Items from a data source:

□ □ □

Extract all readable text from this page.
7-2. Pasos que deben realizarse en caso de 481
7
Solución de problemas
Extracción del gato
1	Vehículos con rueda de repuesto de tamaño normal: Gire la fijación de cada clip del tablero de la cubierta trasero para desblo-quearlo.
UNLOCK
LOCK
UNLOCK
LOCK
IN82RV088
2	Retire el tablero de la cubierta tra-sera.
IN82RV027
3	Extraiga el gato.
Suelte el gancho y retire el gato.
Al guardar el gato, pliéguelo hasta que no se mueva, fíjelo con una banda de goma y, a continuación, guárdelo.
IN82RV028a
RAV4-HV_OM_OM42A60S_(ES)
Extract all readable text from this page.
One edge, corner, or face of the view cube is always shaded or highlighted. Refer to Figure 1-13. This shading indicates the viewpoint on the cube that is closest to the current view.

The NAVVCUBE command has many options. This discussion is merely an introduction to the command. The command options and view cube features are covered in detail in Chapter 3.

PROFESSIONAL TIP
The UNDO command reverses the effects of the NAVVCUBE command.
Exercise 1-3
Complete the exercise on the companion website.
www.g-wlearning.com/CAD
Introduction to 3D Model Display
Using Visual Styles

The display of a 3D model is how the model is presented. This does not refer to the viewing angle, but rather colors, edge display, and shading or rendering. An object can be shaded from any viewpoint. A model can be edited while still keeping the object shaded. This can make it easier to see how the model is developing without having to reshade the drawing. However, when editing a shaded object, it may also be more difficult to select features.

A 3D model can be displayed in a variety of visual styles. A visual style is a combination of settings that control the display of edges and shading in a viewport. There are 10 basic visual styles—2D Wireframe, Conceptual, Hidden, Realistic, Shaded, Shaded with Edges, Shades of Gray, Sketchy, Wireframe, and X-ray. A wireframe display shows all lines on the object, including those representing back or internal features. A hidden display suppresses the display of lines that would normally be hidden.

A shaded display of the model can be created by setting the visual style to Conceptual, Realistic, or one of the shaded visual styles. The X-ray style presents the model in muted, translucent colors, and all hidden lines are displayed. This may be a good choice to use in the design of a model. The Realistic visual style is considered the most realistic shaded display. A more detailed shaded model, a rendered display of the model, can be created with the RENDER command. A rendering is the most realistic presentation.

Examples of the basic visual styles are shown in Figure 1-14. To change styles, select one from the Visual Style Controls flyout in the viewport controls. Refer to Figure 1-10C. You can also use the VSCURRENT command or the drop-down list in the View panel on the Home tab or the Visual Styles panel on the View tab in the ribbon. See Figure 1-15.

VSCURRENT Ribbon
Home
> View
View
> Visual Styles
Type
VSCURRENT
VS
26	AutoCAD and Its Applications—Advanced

□ □ □

Tally the lines that hold the string "object" and state the total, nothing more.

2